Page ▸
>>>>>
You are viewing a plain text version of this content. The canonical link for it is here.
Posted to pylucene-dev@lucene.apache.org by "Lee Skillen (JIRA)" <ji...@apache.org> on 2014/07/31 15:39:39 UTC

[jira] [Commented] (PYLUCENE-31) JCC Parallel/Multiprocess Compilation + Caching

    [ https://issues.apache.org/jira/browse/PYLUCENE-31?page=com.atlassian.jira.plugin.system.issuetabpanels:comment-tabpanel&focusedCommentId=14080873#comment-14080873 ] 

Lee Skillen commented on PYLUCENE-31:
-------------------------------------

Andi - Did you (or anyone else) get a chance to review/try this?  Maybe it's a little too experimental, but thoughts appreciated. :-)

> JCC Parallel/Multiprocess Compilation + Caching
> -----------------------------------------------
>
>                 Key: PYLUCENE-31
>                 URL: https://issues.apache.org/jira/browse/PYLUCENE-31
>             Project: PyLucene
>          Issue Type: Improvement
>         Environment: Linux 3.11.0-19-generic #33-Ubuntu SMP x86_64 GNU/Linux
>            Reporter: Lee Skillen
>            Priority: Minor
>              Labels: build, cache, ccache, distutils, jcc, parallel
>         Attachments: feature-parallel-build.patch
>
>
> JCC utilises distutils.Extension() in order to build JCC itself and the packages that it generates for Java wrapping - Unfortunately distutils performs its build sequentially and doesn't take advantage of any additional free cores for parallel building.  As discussed on the list this is likely a design decision due to potential issues that may arise when building projects with awkward, cyclic or recursive dependencies.
> These issues shouldn't appear within JCC-based projects because of the generative nature of the build; i.e. all dependencies are resolved and generated prior to building, and the build process itself is about compilation and construction of the wrapper alone, of which the wrapper files are contained to a sequence of flattened compilation units.
> Enabling this requires monkey patching of distutils, which was also discussed on the list as being a potential source of issues, although we feel that the risk is likely lower than the current setuptools patching utilised.  This would be optional functionality that is also only enabled if the monkey-patching succeeds.  Distutils itself is also part of the standard library and might be less susceptible to change than setuptools, and the area of code monkey patched almost hasn't changed since 2002 (see: 
> http://hg.python.org/cpython/file/tip/Lib/distutils/ccompiler.py).
> In addition to the distutils changes this patch also includes changes to the wrapper class generation to make it more cache friendly, with the target being that no changes in the wrapped code equals no changes in the wrapper code.  So any changes that minimally change the wrapped code mean that with a tool such as ccache the rebuild time would be significantly reduced (almost to a nth, where n is the number of files and only one has changed).
> Obviously the maintainers would have to assess this risk and decide whether they would like to accept the patch or not.  Code has only been tested on Linux with Python 2.7.5 but should gracefully fail and prevent parallelisation if one of the requirements hasn't been met (not on linux, no multiprocessing support, or monkey patching somehow fails).  The change to caching should still benefit everyone regardless.
<<<<<
Record excerpts ▸
>>>>>
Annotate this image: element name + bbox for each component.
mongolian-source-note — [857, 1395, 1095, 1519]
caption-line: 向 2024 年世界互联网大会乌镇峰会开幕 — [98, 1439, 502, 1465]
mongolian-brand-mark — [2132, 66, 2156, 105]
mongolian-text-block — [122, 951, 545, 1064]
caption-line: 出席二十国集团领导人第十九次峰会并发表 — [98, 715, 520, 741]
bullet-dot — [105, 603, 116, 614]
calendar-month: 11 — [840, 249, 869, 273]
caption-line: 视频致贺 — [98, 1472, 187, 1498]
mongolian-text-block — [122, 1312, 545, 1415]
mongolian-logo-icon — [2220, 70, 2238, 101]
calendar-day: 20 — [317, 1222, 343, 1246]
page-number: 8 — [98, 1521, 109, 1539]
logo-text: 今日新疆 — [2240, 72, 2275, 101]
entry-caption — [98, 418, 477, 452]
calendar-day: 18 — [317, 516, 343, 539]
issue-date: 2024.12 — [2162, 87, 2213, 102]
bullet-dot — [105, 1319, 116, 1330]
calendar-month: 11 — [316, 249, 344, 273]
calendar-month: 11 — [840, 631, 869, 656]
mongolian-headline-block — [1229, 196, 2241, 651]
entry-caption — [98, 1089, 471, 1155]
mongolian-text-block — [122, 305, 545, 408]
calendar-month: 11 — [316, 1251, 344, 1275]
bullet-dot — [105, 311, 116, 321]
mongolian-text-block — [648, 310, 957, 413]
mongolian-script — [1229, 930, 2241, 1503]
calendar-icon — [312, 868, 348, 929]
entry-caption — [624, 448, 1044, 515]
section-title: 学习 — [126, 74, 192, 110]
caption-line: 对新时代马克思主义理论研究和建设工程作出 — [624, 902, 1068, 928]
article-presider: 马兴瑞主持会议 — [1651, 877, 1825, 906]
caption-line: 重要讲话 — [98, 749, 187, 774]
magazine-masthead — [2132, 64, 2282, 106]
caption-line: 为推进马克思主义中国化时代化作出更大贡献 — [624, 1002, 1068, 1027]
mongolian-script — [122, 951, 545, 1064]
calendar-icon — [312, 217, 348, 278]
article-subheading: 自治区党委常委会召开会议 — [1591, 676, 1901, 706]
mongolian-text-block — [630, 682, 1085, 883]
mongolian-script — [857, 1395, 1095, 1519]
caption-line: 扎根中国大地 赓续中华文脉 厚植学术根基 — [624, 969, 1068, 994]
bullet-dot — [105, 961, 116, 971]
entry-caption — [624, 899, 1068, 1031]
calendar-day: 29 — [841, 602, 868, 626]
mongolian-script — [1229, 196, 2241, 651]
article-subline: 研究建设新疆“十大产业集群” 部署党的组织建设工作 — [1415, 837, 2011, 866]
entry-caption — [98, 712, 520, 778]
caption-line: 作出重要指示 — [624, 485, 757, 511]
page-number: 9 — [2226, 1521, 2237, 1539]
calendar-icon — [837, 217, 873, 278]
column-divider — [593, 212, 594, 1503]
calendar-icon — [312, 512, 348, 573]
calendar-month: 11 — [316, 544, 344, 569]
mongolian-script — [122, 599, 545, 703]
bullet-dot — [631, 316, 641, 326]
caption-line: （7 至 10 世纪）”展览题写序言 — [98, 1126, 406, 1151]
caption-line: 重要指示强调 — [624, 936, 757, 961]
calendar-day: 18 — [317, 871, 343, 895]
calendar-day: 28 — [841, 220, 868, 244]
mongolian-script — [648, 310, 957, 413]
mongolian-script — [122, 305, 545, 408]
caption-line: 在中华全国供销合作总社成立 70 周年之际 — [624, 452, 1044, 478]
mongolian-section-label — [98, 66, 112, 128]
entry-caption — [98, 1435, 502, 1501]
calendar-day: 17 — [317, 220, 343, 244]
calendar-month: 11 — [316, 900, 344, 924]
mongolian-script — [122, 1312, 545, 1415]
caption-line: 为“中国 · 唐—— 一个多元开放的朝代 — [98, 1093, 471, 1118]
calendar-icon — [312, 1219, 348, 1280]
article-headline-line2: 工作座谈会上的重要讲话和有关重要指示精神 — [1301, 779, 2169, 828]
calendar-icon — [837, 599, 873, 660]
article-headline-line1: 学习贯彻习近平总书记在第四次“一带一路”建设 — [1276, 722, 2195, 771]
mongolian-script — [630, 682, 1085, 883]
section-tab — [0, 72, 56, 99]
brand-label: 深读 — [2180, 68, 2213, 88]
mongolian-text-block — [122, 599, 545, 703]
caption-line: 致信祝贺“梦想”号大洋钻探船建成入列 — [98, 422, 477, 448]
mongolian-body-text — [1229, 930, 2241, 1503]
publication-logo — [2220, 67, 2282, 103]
<<<<<
The problem ▸ Quote the PyLucene issue page above word for word, starting at "You are viewing" and ending at "thoughts appreciated. :-)".

Expected answer ▸
You are viewing a plain text version of this content. The canonical link for it is here.
Posted to pylucene-dev@lucene.apache.org by "Lee Skillen (JIRA)" <ji...@apache.org> on 2014/07/31 15:39:39 UTC

[jira] [Commented] (PYLUCENE-31) JCC Parallel/Multiprocess Compilation + Caching

    [ https://issues.apache.org/jira/browse/PYLUCENE-31?page=com.atlassian.jira.plugin.system.issuetabpanels:comment-tabpanel&focusedCommentId=14080873#comment-14080873 ] 

Lee Skillen commented on PYLUCENE-31:
-------------------------------------

Andi - Did you (or anyone else) get a chance to review/try this?  Maybe it's a little too experimental, but thoughts appreciated. :-)